Start TEXT BLOCK
This morning we woke in the familiar bay of Clyde River where a thick layer of fog had settled over the remote community. Today was dedicated to our cultural exchange and interaction with the Inuit members of this community. As we rehearsed the slide show presentation that we would give, Mike taught us many valuable public speaking skills. To be able to speak well in front of people is a skill that we will be able to use in all the aspects of our lives and a skill that we can continuously improve on.
Our expedition doctor, Gaynor Prince, ran through a basic First Aid Course with us. A brief description reminded us of what we had learnt at the Selection Camp. We went over triangular bandages, CPR and using different dressings to heal wounds. We would later give this brief course to interested members of the community so we kept it simple, but informative and effective.
After a delicious lunch on board we left for shore to start a part of our expedition’s project that we have been planning since before the Selection Camp. We walked the muddy streets to round up many people we may find.
End TEXT BLOCK
Start RECORDS SHOWN
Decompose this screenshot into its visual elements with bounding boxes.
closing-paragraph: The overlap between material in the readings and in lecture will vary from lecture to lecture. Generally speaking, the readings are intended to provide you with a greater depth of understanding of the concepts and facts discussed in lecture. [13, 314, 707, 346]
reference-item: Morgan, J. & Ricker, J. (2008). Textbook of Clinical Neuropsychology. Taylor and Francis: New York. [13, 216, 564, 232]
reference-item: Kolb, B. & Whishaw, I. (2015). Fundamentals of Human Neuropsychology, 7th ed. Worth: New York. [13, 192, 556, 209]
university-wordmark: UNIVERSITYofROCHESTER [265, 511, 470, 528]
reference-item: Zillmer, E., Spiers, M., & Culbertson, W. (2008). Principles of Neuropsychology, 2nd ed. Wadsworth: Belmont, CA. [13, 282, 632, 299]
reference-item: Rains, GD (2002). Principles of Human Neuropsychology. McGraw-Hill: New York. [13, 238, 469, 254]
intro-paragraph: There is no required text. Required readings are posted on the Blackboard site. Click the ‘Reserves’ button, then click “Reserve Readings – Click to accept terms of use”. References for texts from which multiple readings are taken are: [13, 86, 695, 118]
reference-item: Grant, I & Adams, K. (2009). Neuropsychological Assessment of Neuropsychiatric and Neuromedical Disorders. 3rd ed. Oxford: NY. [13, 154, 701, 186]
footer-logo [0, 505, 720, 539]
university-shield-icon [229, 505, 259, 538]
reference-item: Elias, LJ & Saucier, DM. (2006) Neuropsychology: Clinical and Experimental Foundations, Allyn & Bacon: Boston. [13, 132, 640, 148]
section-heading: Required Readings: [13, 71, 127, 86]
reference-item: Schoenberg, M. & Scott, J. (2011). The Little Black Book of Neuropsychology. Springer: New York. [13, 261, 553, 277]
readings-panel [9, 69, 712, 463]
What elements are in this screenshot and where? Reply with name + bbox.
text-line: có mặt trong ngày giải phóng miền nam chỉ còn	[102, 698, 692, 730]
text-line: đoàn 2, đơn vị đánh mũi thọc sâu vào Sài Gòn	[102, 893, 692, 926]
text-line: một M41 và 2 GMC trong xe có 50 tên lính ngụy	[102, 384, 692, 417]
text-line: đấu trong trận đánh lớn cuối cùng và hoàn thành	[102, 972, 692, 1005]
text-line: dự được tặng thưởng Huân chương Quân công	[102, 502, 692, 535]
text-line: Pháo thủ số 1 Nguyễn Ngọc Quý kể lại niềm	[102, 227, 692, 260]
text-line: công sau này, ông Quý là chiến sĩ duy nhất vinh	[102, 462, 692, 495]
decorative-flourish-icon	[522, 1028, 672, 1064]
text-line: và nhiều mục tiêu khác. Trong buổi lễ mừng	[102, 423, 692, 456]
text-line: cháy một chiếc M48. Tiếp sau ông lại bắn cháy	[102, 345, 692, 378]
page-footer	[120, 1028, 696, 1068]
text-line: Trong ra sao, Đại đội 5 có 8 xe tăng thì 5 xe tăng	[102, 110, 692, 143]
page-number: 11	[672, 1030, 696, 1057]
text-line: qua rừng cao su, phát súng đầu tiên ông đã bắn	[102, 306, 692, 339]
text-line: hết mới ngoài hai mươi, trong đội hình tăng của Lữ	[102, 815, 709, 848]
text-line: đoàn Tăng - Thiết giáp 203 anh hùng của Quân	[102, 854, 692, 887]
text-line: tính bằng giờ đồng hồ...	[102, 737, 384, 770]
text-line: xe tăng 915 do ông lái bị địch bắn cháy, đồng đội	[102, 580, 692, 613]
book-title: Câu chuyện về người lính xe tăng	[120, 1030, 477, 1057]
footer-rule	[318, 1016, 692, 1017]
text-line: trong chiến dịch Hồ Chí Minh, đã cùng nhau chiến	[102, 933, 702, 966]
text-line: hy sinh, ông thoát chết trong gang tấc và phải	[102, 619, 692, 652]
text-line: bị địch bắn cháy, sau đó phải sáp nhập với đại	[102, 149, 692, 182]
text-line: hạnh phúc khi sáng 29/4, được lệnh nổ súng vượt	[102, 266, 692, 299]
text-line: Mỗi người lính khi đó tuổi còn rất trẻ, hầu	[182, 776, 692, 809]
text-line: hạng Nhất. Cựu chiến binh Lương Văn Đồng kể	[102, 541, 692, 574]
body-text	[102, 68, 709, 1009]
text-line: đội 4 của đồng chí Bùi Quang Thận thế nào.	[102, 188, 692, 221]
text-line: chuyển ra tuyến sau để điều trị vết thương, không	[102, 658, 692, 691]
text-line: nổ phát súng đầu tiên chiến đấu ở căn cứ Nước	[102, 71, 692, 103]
End RECORDS SHOWN
> REQUIRED WORK:
• A. Copy, word for word, the part of the Clyde River expedition text that opens with the words containing "This morning we" and closes with "continuously improve on.".
• B. Reproduce word for word the part of the records that opens with their first line and closes with the line containing "intro-paragraph: There is".

> TASK-BY-TASK SOLUTIONS:
• A.
This morning we woke in the familiar bay of Clyde River where a thick layer of fog had settled over the remote community. Today was dedicated to our cultural exchange and interaction with the Inuit members of this community. As we rehearsed the slide show presentation that we would give, Mike taught us many valuable public speaking skills. To be able to speak well in front of people is a skill that we will be able to use in all the aspects of our lives and a skill that we can continuously improve on.

• B.
Decompose this screenshot into its visual elements with bounding boxes.
closing-paragraph: The overlap between material in the readings and in lecture will vary from lecture to lecture. Generally speaking, the readings are intended to provide you with a greater depth of understanding of the concepts and facts discussed in lecture. [13, 314, 707, 346]
reference-item: Morgan, J. & Ricker, J. (2008). Textbook of Clinical Neuropsychology. Taylor and Francis: New York. [13, 216, 564, 232]
reference-item: Kolb, B. & Whishaw, I. (2015). Fundamentals of Human Neuropsychology, 7th ed. Worth: New York. [13, 192, 556, 209]
university-wordmark: UNIVERSITYofROCHESTER [265, 511, 470, 528]
reference-item: Zillmer, E., Spiers, M., & Culbertson, W. (2008). Principles of Neuropsychology, 2nd ed. Wadsworth: Belmont, CA. [13, 282, 632, 299]
reference-item: Rains, GD (2002). Principles of Human Neuropsychology. McGraw-Hill: New York. [13, 238, 469, 254]
intro-paragraph: There is no required text. Required readings are posted on the Blackboard site. Click the ‘Reserves’ button, then click “Reserve Readings – Click to accept terms of use”. References for texts from which multiple readings are taken are: [13, 86, 695, 118]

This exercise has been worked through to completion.